▶ Set exercise
Return each line of the listing below, unchanged, and omit the images.
--------
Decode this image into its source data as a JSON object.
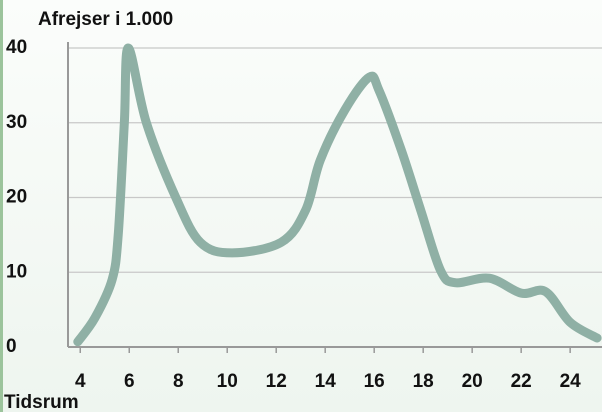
{
  "chart_data": {
    "type": "line",
    "title": "Afrejser i 1.000",
    "x_label": "Tidsrum",
    "x": [
      3.9,
      4.6,
      5.3,
      5.55,
      5.8,
      5.96,
      6.7,
      7.9,
      8.9,
      10.2,
      12.2,
      13.2,
      13.8,
      14.8,
      15.8,
      16.2,
      17.1,
      17.9,
      18.7,
      19.3,
      20.7,
      22,
      23,
      24,
      25.1
    ],
    "series": [
      {
        "name": "Afrejser",
        "color": "#8fb0a5",
        "values": [
          0.7,
          3.9,
          9,
          15,
          30,
          40,
          30,
          20,
          14,
          12.6,
          14,
          18.3,
          25,
          31.7,
          36.1,
          34.3,
          26.4,
          18.3,
          10.3,
          8.6,
          9.2,
          7.2,
          7.4,
          3.3,
          1.2
        ]
      }
    ],
    "xlim": [
      3.5,
      25.3
    ],
    "xticks": [
      4,
      6,
      8,
      10,
      12,
      14,
      16,
      18,
      20,
      22,
      24
    ],
    "ylim": [
      0,
      40
    ],
    "yticks": [
      0,
      10,
      20,
      30,
      40
    ],
    "grid": true
  }
}
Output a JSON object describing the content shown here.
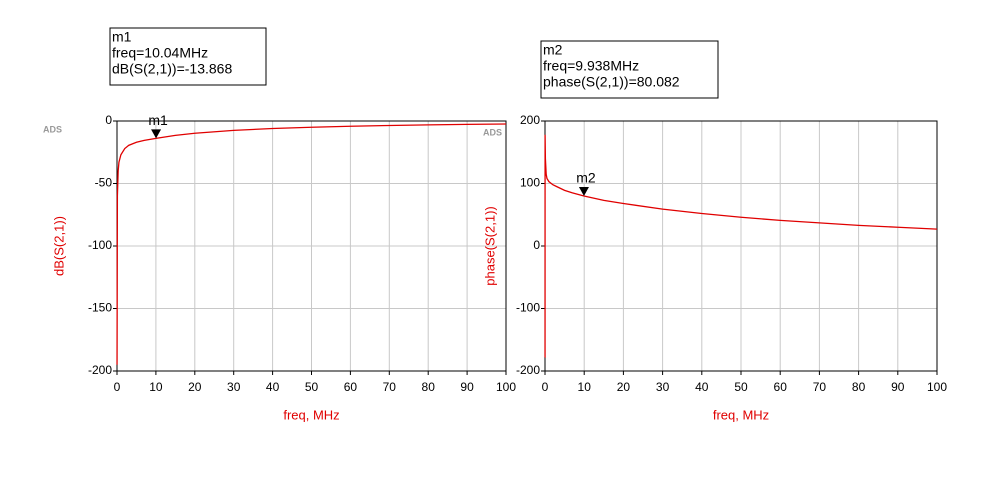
{
  "chart_data": [
    {
      "type": "line",
      "xlabel": "freq, MHz",
      "ylabel": "dB(S(2,1))",
      "watermark": "ADS",
      "x": [
        0.01,
        0.1,
        0.3,
        0.5,
        1,
        2,
        3,
        5,
        7,
        10,
        15,
        20,
        30,
        40,
        50,
        60,
        70,
        80,
        90,
        100
      ],
      "series": [
        {
          "name": "dB(S(2,1))",
          "color": "#e00000",
          "values": [
            -195,
            -60,
            -40,
            -33,
            -27,
            -22,
            -19.5,
            -17,
            -15.5,
            -13.868,
            -11.5,
            -9.8,
            -7.5,
            -6,
            -5,
            -4.2,
            -3.6,
            -3.1,
            -2.7,
            -2.4
          ]
        }
      ],
      "xlim": [
        0,
        100
      ],
      "xticks": [
        0,
        10,
        20,
        30,
        40,
        50,
        60,
        70,
        80,
        90,
        100
      ],
      "ylim": [
        -200,
        0
      ],
      "yticks": [
        -200,
        -150,
        -100,
        -50,
        0
      ],
      "grid": true,
      "marker": {
        "label": "m1",
        "x": 10.04,
        "y": -13.868,
        "box": [
          "m1",
          "freq=10.04MHz",
          "dB(S(2,1))=-13.868"
        ]
      }
    },
    {
      "type": "line",
      "xlabel": "freq, MHz",
      "ylabel": "phase(S(2,1))",
      "watermark": "ADS",
      "x": [
        0.005,
        0.01,
        0.02,
        0.1,
        0.3,
        0.5,
        1,
        2,
        3,
        5,
        7,
        9.938,
        15,
        20,
        30,
        40,
        50,
        60,
        70,
        80,
        90,
        100
      ],
      "series": [
        {
          "name": "phase(S(2,1))",
          "color": "#e00000",
          "values": [
            -178,
            -178,
            178,
            140,
            115,
            108,
            103,
            98,
            95,
            89,
            85,
            80.082,
            73,
            68,
            59,
            52,
            46,
            41,
            37,
            33,
            30,
            27
          ]
        }
      ],
      "xlim": [
        0,
        100
      ],
      "xticks": [
        0,
        10,
        20,
        30,
        40,
        50,
        60,
        70,
        80,
        90,
        100
      ],
      "ylim": [
        -200,
        200
      ],
      "yticks": [
        -200,
        -100,
        0,
        100,
        200
      ],
      "grid": true,
      "marker": {
        "label": "m2",
        "x": 9.938,
        "y": 80.082,
        "box": [
          "m2",
          "freq=9.938MHz",
          "phase(S(2,1))=80.082"
        ]
      }
    }
  ]
}
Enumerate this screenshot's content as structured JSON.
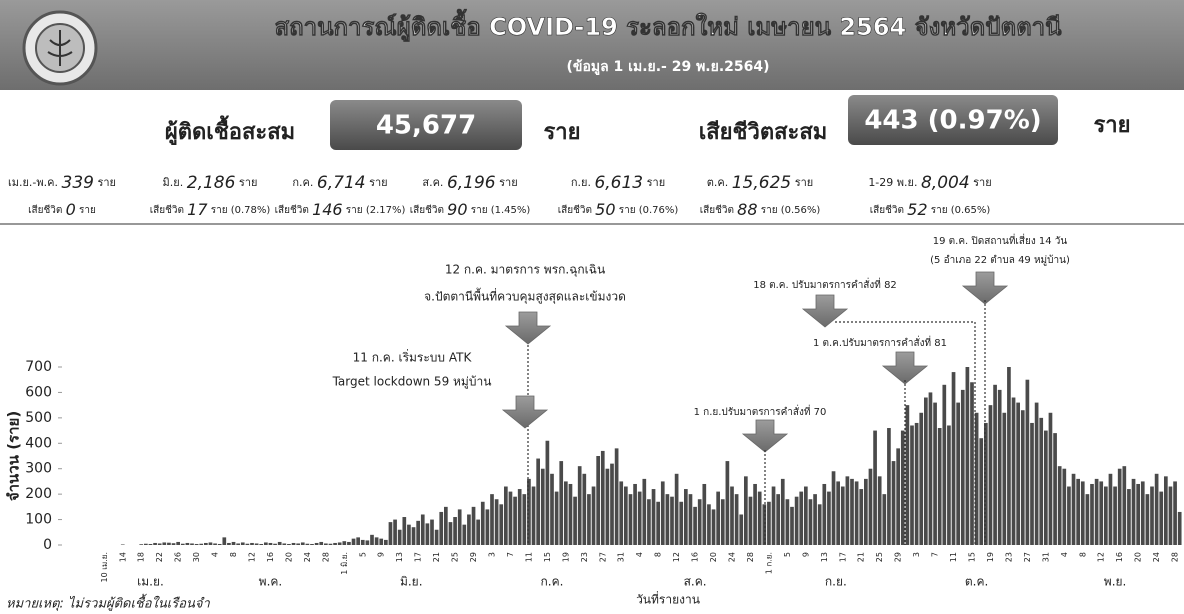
--------
▶ Exercise solution
Decode this image into its source data as a JSON object.
{
  "chart_data": {
    "type": "line",
    "title": "Afrejser i 1.000",
    "x_label": "Tidsrum",
    "x": [
      3.9,
      4.6,
      5.3,
      5.55,
      5.8,
      5.96,
      6.7,
      7.9,
      8.9,
      10.2,
      12.2,
      13.2,
      13.8,
      14.8,
      15.8,
      16.2,
      17.1,
      17.9,
      18.7,
      19.3,
      20.7,
      22,
      23,
      24,
      25.1
    ],
    "series": [
      {
        "name": "Afrejser",
        "color": "#8fb0a5",
        "values": [
          0.7,
          3.9,
          9,
          15,
          30,
          40,
          30,
          20,
          14,
          12.6,
          14,
          18.3,
          25,
          31.7,
          36.1,
          34.3,
          26.4,
          18.3,
          10.3,
          8.6,
          9.2,
          7.2,
          7.4,
          3.3,
          1.2
        ]
      }
    ],
    "xlim": [
      3.5,
      25.3
    ],
    "xticks": [
      4,
      6,
      8,
      10,
      12,
      14,
      16,
      18,
      20,
      22,
      24
    ],
    "ylim": [
      0,
      40
    ],
    "yticks": [
      0,
      10,
      20,
      30,
      40
    ],
    "grid": true
  }
}
Output a JSON object describing the content shown here.
{
  "chart_data": [
    {
      "type": "line",
      "xlabel": "freq, MHz",
      "ylabel": "dB(S(2,1))",
      "watermark": "ADS",
      "x": [
        0.01,
        0.1,
        0.3,
        0.5,
        1,
        2,
        3,
        5,
        7,
        10,
        15,
        20,
        30,
        40,
        50,
        60,
        70,
        80,
        90,
        100
      ],
      "series": [
        {
          "name": "dB(S(2,1))",
          "color": "#e00000",
          "values": [
            -195,
            -60,
            -40,
            -33,
            -27,
            -22,
            -19.5,
            -17,
            -15.5,
            -13.868,
            -11.5,
            -9.8,
            -7.5,
            -6,
            -5,
            -4.2,
            -3.6,
            -3.1,
            -2.7,
            -2.4
          ]
        }
      ],
      "xlim": [
        0,
        100
      ],
      "xticks": [
        0,
        10,
        20,
        30,
        40,
        50,
        60,
        70,
        80,
        90,
        100
      ],
      "ylim": [
        -200,
        0
      ],
      "yticks": [
        -200,
        -150,
        -100,
        -50,
        0
      ],
      "grid": true,
      "marker": {
        "label": "m1",
        "x": 10.04,
        "y": -13.868,
        "box": [
          "m1",
          "freq=10.04MHz",
          "dB(S(2,1))=-13.868"
        ]
      }
    },
    {
      "type": "line",
      "xlabel": "freq, MHz",
      "ylabel": "phase(S(2,1))",
      "watermark": "ADS",
      "x": [
        0.005,
        0.01,
        0.02,
        0.1,
        0.3,
        0.5,
        1,
        2,
        3,
        5,
        7,
        9.938,
        15,
        20,
        30,
        40,
        50,
        60,
        70,
        80,
        90,
        100
      ],
      "series": [
        {
          "name": "phase(S(2,1))",
          "color": "#e00000",
          "values": [
            -178,
            -178,
            178,
            140,
            115,
            108,
            103,
            98,
            95,
            89,
            85,
            80.082,
            73,
            68,
            59,
            52,
            46,
            41,
            37,
            33,
            30,
            27
          ]
        }
      ],
      "xlim": [
        0,
        100
      ],
      "xticks": [
        0,
        10,
        20,
        30,
        40,
        50,
        60,
        70,
        80,
        90,
        100
      ],
      "ylim": [
        -200,
        200
      ],
      "yticks": [
        -200,
        -100,
        0,
        100,
        200
      ],
      "grid": true,
      "marker": {
        "label": "m2",
        "x": 9.938,
        "y": 80.082,
        "box": [
          "m2",
          "freq=9.938MHz",
          "phase(S(2,1))=80.082"
        ]
      }
    }
  ]
}
Enumerate this screenshot's content as structured JSON.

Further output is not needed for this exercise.